=== Exercise instructions ===
Give every line below again, exactly.

** start of Data to process **

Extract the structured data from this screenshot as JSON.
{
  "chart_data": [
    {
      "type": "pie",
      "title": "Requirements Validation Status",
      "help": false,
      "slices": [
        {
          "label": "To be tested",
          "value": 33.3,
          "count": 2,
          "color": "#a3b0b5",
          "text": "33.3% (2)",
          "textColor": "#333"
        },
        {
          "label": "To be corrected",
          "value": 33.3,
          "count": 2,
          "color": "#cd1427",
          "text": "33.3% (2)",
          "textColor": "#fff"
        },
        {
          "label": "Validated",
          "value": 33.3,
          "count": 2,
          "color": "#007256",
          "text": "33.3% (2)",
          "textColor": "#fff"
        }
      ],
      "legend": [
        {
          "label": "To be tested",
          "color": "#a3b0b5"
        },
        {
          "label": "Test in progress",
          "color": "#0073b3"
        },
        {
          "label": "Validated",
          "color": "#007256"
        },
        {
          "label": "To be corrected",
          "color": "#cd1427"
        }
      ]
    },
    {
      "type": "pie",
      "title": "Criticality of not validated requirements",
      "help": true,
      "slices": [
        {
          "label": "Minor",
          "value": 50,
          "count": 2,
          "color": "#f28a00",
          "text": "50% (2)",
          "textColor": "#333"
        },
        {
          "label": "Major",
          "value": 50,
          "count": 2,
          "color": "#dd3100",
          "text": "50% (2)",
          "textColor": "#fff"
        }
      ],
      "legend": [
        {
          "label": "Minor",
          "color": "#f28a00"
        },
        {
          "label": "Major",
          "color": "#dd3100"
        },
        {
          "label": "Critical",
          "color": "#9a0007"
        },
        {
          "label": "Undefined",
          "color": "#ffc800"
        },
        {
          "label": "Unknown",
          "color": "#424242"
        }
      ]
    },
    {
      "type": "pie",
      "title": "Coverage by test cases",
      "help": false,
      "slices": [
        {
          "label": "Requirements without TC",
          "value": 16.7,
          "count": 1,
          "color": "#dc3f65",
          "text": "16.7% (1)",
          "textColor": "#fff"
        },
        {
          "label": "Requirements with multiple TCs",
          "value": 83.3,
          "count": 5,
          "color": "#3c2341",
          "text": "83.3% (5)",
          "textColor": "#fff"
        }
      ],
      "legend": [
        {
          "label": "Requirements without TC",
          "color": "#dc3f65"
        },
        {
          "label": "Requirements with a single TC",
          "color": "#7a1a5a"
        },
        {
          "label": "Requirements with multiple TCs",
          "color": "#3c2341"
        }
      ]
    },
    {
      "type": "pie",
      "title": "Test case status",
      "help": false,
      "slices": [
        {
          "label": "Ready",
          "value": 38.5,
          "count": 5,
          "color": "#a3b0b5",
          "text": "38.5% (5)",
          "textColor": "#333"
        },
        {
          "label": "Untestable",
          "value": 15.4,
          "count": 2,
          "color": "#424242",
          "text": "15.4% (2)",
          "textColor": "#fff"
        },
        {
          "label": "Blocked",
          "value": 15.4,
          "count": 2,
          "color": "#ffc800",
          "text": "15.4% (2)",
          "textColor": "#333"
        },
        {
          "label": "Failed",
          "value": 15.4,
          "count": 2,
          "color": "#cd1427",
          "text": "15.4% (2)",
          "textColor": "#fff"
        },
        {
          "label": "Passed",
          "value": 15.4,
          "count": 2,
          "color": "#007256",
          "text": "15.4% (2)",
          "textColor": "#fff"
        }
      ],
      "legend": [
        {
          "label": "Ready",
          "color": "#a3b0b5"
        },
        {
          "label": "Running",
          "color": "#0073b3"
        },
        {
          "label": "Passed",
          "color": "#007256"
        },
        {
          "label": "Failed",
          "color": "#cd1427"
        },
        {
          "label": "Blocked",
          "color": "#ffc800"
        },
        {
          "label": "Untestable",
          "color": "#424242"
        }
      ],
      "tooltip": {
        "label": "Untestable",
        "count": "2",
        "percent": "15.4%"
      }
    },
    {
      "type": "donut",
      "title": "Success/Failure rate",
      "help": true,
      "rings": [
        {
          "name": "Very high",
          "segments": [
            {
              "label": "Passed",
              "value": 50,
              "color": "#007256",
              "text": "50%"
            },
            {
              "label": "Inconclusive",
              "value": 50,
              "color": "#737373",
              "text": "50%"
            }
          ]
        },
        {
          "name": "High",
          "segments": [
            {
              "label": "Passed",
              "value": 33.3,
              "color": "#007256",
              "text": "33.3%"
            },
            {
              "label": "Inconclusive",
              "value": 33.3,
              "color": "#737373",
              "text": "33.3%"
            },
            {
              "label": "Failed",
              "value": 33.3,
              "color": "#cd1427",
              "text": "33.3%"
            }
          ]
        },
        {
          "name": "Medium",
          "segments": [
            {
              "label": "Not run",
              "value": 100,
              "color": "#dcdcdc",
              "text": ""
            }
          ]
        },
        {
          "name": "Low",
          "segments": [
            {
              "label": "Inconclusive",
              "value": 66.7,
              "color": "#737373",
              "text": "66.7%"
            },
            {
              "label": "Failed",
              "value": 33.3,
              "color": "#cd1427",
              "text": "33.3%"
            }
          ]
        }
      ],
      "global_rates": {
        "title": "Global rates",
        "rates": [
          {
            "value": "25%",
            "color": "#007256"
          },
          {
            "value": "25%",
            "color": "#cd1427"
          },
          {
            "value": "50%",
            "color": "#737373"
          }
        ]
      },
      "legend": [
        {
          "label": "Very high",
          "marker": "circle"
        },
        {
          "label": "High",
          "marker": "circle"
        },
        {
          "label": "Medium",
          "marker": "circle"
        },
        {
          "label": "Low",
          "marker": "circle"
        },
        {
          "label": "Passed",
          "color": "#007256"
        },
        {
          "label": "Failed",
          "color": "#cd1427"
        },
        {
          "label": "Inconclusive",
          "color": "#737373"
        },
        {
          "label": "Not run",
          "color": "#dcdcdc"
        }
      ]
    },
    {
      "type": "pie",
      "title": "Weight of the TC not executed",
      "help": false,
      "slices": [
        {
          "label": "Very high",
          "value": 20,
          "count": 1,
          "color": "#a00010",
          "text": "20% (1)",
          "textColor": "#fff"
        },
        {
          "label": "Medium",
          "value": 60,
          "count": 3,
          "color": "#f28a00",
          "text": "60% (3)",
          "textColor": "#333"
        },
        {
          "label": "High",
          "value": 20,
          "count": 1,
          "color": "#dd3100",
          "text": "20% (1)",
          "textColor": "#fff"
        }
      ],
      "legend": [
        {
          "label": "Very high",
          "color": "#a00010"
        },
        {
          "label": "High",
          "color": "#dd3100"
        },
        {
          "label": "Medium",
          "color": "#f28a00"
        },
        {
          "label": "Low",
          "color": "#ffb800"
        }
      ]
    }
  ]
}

** end of Data to process **

=== Solution to this task ===
Extract the structured data from this screenshot as JSON.
{
  "chart_data": [
    {
      "type": "pie",
      "title": "Requirements Validation Status",
      "help": false,
      "slices": [
        {
          "label": "To be tested",
          "value": 33.3,
          "count": 2,
          "color": "#a3b0b5",
          "text": "33.3% (2)",
          "textColor": "#333"
        },
        {
          "label": "To be corrected",
          "value": 33.3,
          "count": 2,
          "color": "#cd1427",
          "text": "33.3% (2)",
          "textColor": "#fff"
        },
        {
          "label": "Validated",
          "value": 33.3,
          "count": 2,
          "color": "#007256",
          "text": "33.3% (2)",
          "textColor": "#fff"
        }
      ],
      "legend": [
        {
          "label": "To be tested",
          "color": "#a3b0b5"
        },
        {
          "label": "Test in progress",
          "color": "#0073b3"
        },
        {
          "label": "Validated",
          "color": "#007256"
        },
        {
          "label": "To be corrected",
          "color": "#cd1427"
        }
      ]
    },
    {
      "type": "pie",
      "title": "Criticality of not validated requirements",
      "help": true,
      "slices": [
        {
          "label": "Minor",
          "value": 50,
          "count": 2,
          "color": "#f28a00",
          "text": "50% (2)",
          "textColor": "#333"
        },
        {
          "label": "Major",
          "value": 50,
          "count": 2,
          "color": "#dd3100",
          "text": "50% (2)",
          "textColor": "#fff"
        }
      ],
      "legend": [
        {
          "label": "Minor",
          "color": "#f28a00"
        },
        {
          "label": "Major",
          "color": "#dd3100"
        },
        {
          "label": "Critical",
          "color": "#9a0007"
        },
        {
          "label": "Undefined",
          "color": "#ffc800"
        },
        {
          "label": "Unknown",
          "color": "#424242"
        }
      ]
    },
    {
      "type": "pie",
      "title": "Coverage by test cases",
      "help": false,
      "slices": [
        {
          "label": "Requirements without TC",
          "value": 16.7,
          "count": 1,
          "color": "#dc3f65",
          "text": "16.7% (1)",
          "textColor": "#fff"
        },
        {
          "label": "Requirements with multiple TCs",
          "value": 83.3,
          "count": 5,
          "color": "#3c2341",
          "text": "83.3% (5)",
          "textColor": "#fff"
        }
      ],
      "legend": [
        {
          "label": "Requirements without TC",
          "color": "#dc3f65"
        },
        {
          "label": "Requirements with a single TC",
          "color": "#7a1a5a"
        },
        {
          "label": "Requirements with multiple TCs",
          "color": "#3c2341"
        }
      ]
    },
    {
      "type": "pie",
      "title": "Test case status",
      "help": false,
      "slices": [
        {
          "label": "Ready",
          "value": 38.5,
          "count": 5,
          "color": "#a3b0b5",
          "text": "38.5% (5)",
          "textColor": "#333"
        },
        {
          "label": "Untestable",
          "value": 15.4,
          "count": 2,
          "color": "#424242",
          "text": "15.4% (2)",
          "textColor": "#fff"
        },
        {
          "label": "Blocked",
          "value": 15.4,
          "count": 2,
          "color": "#ffc800",
          "text": "15.4% (2)",
          "textColor": "#333"
        },
        {
          "label": "Failed",
          "value": 15.4,
          "count": 2,
          "color": "#cd1427",
          "text": "15.4% (2)",
          "textColor": "#fff"
        },
        {
          "label": "Passed",
          "value": 15.4,
          "count": 2,
          "color": "#007256",
          "text": "15.4% (2)",
          "textColor": "#fff"
        }
      ],
      "legend": [
        {
          "label": "Ready",
          "color": "#a3b0b5"
        },
        {
          "label": "Running",
          "color": "#0073b3"
        },
        {
          "label": "Passed",
          "color": "#007256"
        },
        {
          "label": "Failed",
          "color": "#cd1427"
        },
        {
          "label": "Blocked",
          "color": "#ffc800"
        },
        {
          "label": "Untestable",
          "color": "#424242"
        }
      ],
      "tooltip": {
        "label": "Untestable",
        "count": "2",
        "percent": "15.4%"
      }
    },
    {
      "type": "donut",
      "title": "Success/Failure rate",
      "help": true,
      "rings": [
        {
          "name": "Very high",
          "segments": [
            {
              "label": "Passed",
              "value": 50,
              "color": "#007256",
              "text": "50%"
            },
            {
              "label": "Inconclusive",
              "value": 50,
              "color": "#737373",
              "text": "50%"
            }
          ]
        },
        {
          "name": "High",
          "segments": [
            {
              "label": "Passed",
              "value": 33.3,
              "color": "#007256",
              "text": "33.3%"
            },
            {
              "label": "Inconclusive",
              "value": 33.3,
              "color": "#737373",
              "text": "33.3%"
            },
            {
              "label": "Failed",
              "value": 33.3,
              "color": "#cd1427",
              "text": "33.3%"
            }
          ]
        },
        {
          "name": "Medium",
          "segments": [
            {
              "label": "Not run",
              "value": 100,
              "color": "#dcdcdc",
              "text": ""
            }
          ]
        },
        {
          "name": "Low",
          "segments": [
            {
              "label": "Inconclusive",
              "value": 66.7,
              "color": "#737373",
              "text": "66.7%"
            },
            {
              "label": "Failed",
              "value": 33.3,
              "color": "#cd1427",
              "text": "33.3%"
            }
          ]
        }
      ],
      "global_rates": {
        "title": "Global rates",
        "rates": [
          {
            "value": "25%",
            "color": "#007256"
          },
          {
            "value": "25%",
            "color": "#cd1427"
          },
          {
            "value": "50%",
            "color": "#737373"
          }
        ]
      },
      "legend": [
        {
          "label": "Very high",
          "marker": "circle"
        },
        {
          "label": "High",
          "marker": "circle"
        },
        {
          "label": "Medium",
          "marker": "circle"
        },
        {
          "label": "Low",
          "marker": "circle"
        },
        {
          "label": "Passed",
          "color": "#007256"
        },
        {
          "label": "Failed",
          "color": "#cd1427"
        },
        {
          "label": "Inconclusive",
          "color": "#737373"
        },
        {
          "label": "Not run",
          "color": "#dcdcdc"
        }
      ]
    },
    {
      "type": "pie",
      "title": "Weight of the TC not executed",
      "help": false,
      "slices": [
        {
          "label": "Very high",
          "value": 20,
          "count": 1,
          "color": "#a00010",
          "text": "20% (1)",
          "textColor": "#fff"
        },
        {
          "label": "Medium",
          "value": 60,
          "count": 3,
          "color": "#f28a00",
          "text": "60% (3)",
          "textColor": "#333"
        },
        {
          "label": "High",
          "value": 20,
          "count": 1,
          "color": "#dd3100",
          "text": "20% (1)",
          "textColor": "#fff"
        }
      ],
      "legend": [
        {
          "label": "Very high",
          "color": "#a00010"
        },
        {
          "label": "High",
          "color": "#dd3100"
        },
        {
          "label": "Medium",
          "color": "#f28a00"
        },
        {
          "label": "Low",
          "color": "#ffb800"
        }
      ]
    }
  ]
}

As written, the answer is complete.